● **SET TASK**
Go through the entries below and write each one out exactly.

● **PROVIDED ENTRIES**
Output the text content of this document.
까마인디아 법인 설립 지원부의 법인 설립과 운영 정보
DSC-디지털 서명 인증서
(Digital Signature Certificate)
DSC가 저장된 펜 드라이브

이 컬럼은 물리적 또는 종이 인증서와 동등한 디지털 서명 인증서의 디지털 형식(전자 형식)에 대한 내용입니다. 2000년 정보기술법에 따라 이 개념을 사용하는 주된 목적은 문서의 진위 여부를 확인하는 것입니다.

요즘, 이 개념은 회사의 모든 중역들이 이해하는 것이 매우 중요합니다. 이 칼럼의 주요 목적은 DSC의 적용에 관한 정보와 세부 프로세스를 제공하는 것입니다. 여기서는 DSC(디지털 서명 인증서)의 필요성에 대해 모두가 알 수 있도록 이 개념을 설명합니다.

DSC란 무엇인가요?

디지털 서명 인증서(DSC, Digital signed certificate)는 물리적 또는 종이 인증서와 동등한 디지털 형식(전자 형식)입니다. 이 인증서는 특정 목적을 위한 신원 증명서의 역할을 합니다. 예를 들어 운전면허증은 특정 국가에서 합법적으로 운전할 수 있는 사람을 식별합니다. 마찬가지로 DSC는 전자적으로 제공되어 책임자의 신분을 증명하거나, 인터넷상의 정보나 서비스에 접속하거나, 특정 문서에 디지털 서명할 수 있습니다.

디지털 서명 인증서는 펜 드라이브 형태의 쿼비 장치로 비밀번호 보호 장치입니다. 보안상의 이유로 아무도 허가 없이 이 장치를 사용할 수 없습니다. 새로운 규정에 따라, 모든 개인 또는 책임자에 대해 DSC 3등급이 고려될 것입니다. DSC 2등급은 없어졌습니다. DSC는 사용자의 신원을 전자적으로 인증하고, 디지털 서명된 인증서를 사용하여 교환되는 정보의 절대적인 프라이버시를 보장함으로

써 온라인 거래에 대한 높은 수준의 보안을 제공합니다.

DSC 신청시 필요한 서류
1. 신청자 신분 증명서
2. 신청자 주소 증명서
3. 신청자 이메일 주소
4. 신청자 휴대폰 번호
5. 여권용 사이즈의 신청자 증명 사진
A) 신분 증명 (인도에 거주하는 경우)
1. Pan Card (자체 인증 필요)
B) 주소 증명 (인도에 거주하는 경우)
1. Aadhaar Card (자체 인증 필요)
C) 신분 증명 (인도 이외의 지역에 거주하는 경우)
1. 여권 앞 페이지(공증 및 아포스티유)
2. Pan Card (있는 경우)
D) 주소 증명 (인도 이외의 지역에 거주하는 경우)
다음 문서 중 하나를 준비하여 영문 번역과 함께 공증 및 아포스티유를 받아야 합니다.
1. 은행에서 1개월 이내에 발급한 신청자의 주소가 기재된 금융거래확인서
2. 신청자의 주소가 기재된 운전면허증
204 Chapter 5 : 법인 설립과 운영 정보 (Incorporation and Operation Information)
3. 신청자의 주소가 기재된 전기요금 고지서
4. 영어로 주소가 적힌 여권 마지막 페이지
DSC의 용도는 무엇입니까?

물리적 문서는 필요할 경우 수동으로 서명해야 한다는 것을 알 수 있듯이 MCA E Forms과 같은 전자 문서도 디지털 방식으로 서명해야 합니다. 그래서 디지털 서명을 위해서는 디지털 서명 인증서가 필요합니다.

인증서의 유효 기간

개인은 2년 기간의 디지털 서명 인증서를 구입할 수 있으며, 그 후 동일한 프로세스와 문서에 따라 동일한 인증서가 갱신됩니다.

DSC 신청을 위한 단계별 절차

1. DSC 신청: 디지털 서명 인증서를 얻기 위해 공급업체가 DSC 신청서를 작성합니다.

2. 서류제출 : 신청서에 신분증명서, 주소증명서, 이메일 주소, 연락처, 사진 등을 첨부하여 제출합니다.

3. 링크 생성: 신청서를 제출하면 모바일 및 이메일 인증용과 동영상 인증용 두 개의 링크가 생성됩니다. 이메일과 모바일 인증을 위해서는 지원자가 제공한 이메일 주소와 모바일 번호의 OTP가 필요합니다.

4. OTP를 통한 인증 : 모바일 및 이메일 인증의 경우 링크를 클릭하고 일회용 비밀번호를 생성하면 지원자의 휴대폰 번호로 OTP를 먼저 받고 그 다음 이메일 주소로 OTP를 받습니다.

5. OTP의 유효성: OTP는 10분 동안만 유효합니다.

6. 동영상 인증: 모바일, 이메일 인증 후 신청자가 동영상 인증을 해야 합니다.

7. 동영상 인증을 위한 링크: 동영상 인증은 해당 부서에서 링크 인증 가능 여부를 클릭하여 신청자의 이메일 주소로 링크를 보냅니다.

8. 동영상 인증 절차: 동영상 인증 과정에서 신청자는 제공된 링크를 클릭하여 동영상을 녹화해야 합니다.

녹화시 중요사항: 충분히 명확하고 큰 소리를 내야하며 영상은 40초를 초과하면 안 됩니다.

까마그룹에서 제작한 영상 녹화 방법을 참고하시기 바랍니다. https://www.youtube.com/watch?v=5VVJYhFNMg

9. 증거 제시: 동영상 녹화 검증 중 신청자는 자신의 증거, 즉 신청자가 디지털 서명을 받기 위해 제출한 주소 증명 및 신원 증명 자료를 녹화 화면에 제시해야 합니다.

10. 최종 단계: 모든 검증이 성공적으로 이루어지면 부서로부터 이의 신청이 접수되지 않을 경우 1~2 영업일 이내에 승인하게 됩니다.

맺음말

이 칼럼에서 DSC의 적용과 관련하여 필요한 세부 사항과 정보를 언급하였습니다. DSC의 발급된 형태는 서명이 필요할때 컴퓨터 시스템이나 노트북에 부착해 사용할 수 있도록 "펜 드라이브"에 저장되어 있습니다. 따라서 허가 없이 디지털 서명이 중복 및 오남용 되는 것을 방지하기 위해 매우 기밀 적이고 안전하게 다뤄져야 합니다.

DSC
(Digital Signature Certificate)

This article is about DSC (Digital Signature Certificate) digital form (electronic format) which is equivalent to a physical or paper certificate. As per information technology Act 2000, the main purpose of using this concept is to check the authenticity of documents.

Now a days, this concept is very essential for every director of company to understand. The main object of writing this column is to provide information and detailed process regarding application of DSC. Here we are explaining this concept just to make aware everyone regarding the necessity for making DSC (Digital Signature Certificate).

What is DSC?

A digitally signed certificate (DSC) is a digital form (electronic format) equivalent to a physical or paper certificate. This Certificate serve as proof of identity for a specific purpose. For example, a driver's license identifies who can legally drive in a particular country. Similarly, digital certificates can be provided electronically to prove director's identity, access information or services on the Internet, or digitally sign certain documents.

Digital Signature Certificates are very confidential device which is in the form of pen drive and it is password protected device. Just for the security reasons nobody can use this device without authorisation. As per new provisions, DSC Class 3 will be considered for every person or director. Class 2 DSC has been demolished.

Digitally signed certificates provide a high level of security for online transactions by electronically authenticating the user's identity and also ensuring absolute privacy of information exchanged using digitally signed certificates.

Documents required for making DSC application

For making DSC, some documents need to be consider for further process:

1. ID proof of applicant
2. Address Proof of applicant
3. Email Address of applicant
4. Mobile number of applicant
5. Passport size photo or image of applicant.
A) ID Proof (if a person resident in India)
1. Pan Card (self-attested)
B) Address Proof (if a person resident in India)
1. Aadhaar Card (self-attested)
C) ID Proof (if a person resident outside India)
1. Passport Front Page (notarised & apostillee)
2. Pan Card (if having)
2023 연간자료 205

● **TASK ANSWER**
Output the text content of this document.
까마인디아 법인 설립 지원부의 법인 설립과 운영 정보
DSC-디지털 서명 인증서
(Digital Signature Certificate)
DSC가 저장된 펜 드라이브

이 컬럼은 물리적 또는 종이 인증서와 동등한 디지털 서명 인증서의 디지털 형식(전자 형식)에 대한 내용입니다. 2000년 정보기술법에 따라 이 개념을 사용하는 주된 목적은 문서의 진위 여부를 확인하는 것입니다.

요즘, 이 개념은 회사의 모든 중역들이 이해하는 것이 매우 중요합니다. 이 칼럼의 주요 목적은 DSC의 적용에 관한 정보와 세부 프로세스를 제공하는 것입니다. 여기서는 DSC(디지털 서명 인증서)의 필요성에 대해 모두가 알 수 있도록 이 개념을 설명합니다.

DSC란 무엇인가요?

디지털 서명 인증서(DSC, Digital signed certificate)는 물리적 또는 종이 인증서와 동등한 디지털 형식(전자 형식)입니다. 이 인증서는 특정 목적을 위한 신원 증명서의 역할을 합니다. 예를 들어 운전면허증은 특정 국가에서 합법적으로 운전할 수 있는 사람을 식별합니다. 마찬가지로 DSC는 전자적으로 제공되어 책임자의 신분을 증명하거나, 인터넷상의 정보나 서비스에 접속하거나, 특정 문서에 디지털 서명할 수 있습니다.

디지털 서명 인증서는 펜 드라이브 형태의 쿼비 장치로 비밀번호 보호 장치입니다. 보안상의 이유로 아무도 허가 없이 이 장치를 사용할 수 없습니다. 새로운 규정에 따라, 모든 개인 또는 책임자에 대해 DSC 3등급이 고려될 것입니다. DSC 2등급은 없어졌습니다. DSC는 사용자의 신원을 전자적으로 인증하고, 디지털 서명된 인증서를 사용하여 교환되는 정보의 절대적인 프라이버시를 보장함으로

써 온라인 거래에 대한 높은 수준의 보안을 제공합니다.

DSC 신청시 필요한 서류
1. 신청자 신분 증명서
2. 신청자 주소 증명서
3. 신청자 이메일 주소
4. 신청자 휴대폰 번호
5. 여권용 사이즈의 신청자 증명 사진
A) 신분 증명 (인도에 거주하는 경우)
1. Pan Card (자체 인증 필요)
B) 주소 증명 (인도에 거주하는 경우)
1. Aadhaar Card (자체 인증 필요)
C) 신분 증명 (인도 이외의 지역에 거주하는 경우)
1. 여권 앞 페이지(공증 및 아포스티유)
2. Pan Card (있는 경우)
D) 주소 증명 (인도 이외의 지역에 거주하는 경우)
다음 문서 중 하나를 준비하여 영문 번역과 함께 공증 및 아포스티유를 받아야 합니다.
1. 은행에서 1개월 이내에 발급한 신청자의 주소가 기재된 금융거래확인서
2. 신청자의 주소가 기재된 운전면허증
204 Chapter 5 : 법인 설립과 운영 정보 (Incorporation and Operation Information)
3. 신청자의 주소가 기재된 전기요금 고지서
4. 영어로 주소가 적힌 여권 마지막 페이지
DSC의 용도는 무엇입니까?

물리적 문서는 필요할 경우 수동으로 서명해야 한다는 것을 알 수 있듯이 MCA E Forms과 같은 전자 문서도 디지털 방식으로 서명해야 합니다. 그래서 디지털 서명을 위해서는 디지털 서명 인증서가 필요합니다.

인증서의 유효 기간

개인은 2년 기간의 디지털 서명 인증서를 구입할 수 있으며, 그 후 동일한 프로세스와 문서에 따라 동일한 인증서가 갱신됩니다.

DSC 신청을 위한 단계별 절차

1. DSC 신청: 디지털 서명 인증서를 얻기 위해 공급업체가 DSC 신청서를 작성합니다.

2. 서류제출 : 신청서에 신분증명서, 주소증명서, 이메일 주소, 연락처, 사진 등을 첨부하여 제출합니다.

3. 링크 생성: 신청서를 제출하면 모바일 및 이메일 인증용과 동영상 인증용 두 개의 링크가 생성됩니다. 이메일과 모바일 인증을 위해서는 지원자가 제공한 이메일 주소와 모바일 번호의 OTP가 필요합니다.

4. OTP를 통한 인증 : 모바일 및 이메일 인증의 경우 링크를 클릭하고 일회용 비밀번호를 생성하면 지원자의 휴대폰 번호로 OTP를 먼저 받고 그 다음 이메일 주소로 OTP를 받습니다.

5. OTP의 유효성: OTP는 10분 동안만 유효합니다.

6. 동영상 인증: 모바일, 이메일 인증 후 신청자가 동영상 인증을 해야 합니다.

7. 동영상 인증을 위한 링크: 동영상 인증은 해당 부서에서 링크 인증 가능 여부를 클릭하여 신청자의 이메일 주소로 링크를 보냅니다.

8. 동영상 인증 절차: 동영상 인증 과정에서 신청자는 제공된 링크를 클릭하여 동영상을 녹화해야 합니다.

녹화시 중요사항: 충분히 명확하고 큰 소리를 내야하며 영상은 40초를 초과하면 안 됩니다.

까마그룹에서 제작한 영상 녹화 방법을 참고하시기 바랍니다. https://www.youtube.com/watch?v=5VVJYhFNMg

9. 증거 제시: 동영상 녹화 검증 중 신청자는 자신의 증거, 즉 신청자가 디지털 서명을 받기 위해 제출한 주소 증명 및 신원 증명 자료를 녹화 화면에 제시해야 합니다.

10. 최종 단계: 모든 검증이 성공적으로 이루어지면 부서로부터 이의 신청이 접수되지 않을 경우 1~2 영업일 이내에 승인하게 됩니다.

맺음말

이 칼럼에서 DSC의 적용과 관련하여 필요한 세부 사항과 정보를 언급하였습니다. DSC의 발급된 형태는 서명이 필요할때 컴퓨터 시스템이나 노트북에 부착해 사용할 수 있도록 "펜 드라이브"에 저장되어 있습니다. 따라서 허가 없이 디지털 서명이 중복 및 오남용 되는 것을 방지하기 위해 매우 기밀 적이고 안전하게 다뤄져야 합니다.

DSC
(Digital Signature Certificate)

This article is about DSC (Digital Signature Certificate) digital form (electronic format) which is equivalent to a physical or paper certificate. As per information technology Act 2000, the main purpose of using this concept is to check the authenticity of documents.

Now a days, this concept is very essential for every director of company to understand. The main object of writing this column is to provide information and detailed process regarding application of DSC. Here we are explaining this concept just to make aware everyone regarding the necessity for making DSC (Digital Signature Certificate).

What is DSC?

A digitally signed certificate (DSC) is a digital form (electronic format) equivalent to a physical or paper certificate. This Certificate serve as proof of identity for a specific purpose. For example, a driver's license identifies who can legally drive in a particular country. Similarly, digital certificates can be provided electronically to prove director's identity, access information or services on the Internet, or digitally sign certain documents.

Digital Signature Certificates are very confidential device which is in the form of pen drive and it is password protected device. Just for the security reasons nobody can use this device without authorisation. As per new provisions, DSC Class 3 will be considered for every person or director. Class 2 DSC has been demolished.

Digitally signed certificates provide a high level of security for online transactions by electronically authenticating the user's identity and also ensuring absolute privacy of information exchanged using digitally signed certificates.

Documents required for making DSC application

For making DSC, some documents need to be consider for further process:

1. ID proof of applicant
2. Address Proof of applicant
3. Email Address of applicant
4. Mobile number of applicant
5. Passport size photo or image of applicant.
A) ID Proof (if a person resident in India)
1. Pan Card (self-attested)
B) Address Proof (if a person resident in India)
1. Aadhaar Card (self-attested)
C) ID Proof (if a person resident outside India)
1. Passport Front Page (notarised & apostillee)
2. Pan Card (if having)
2023 연간자료 205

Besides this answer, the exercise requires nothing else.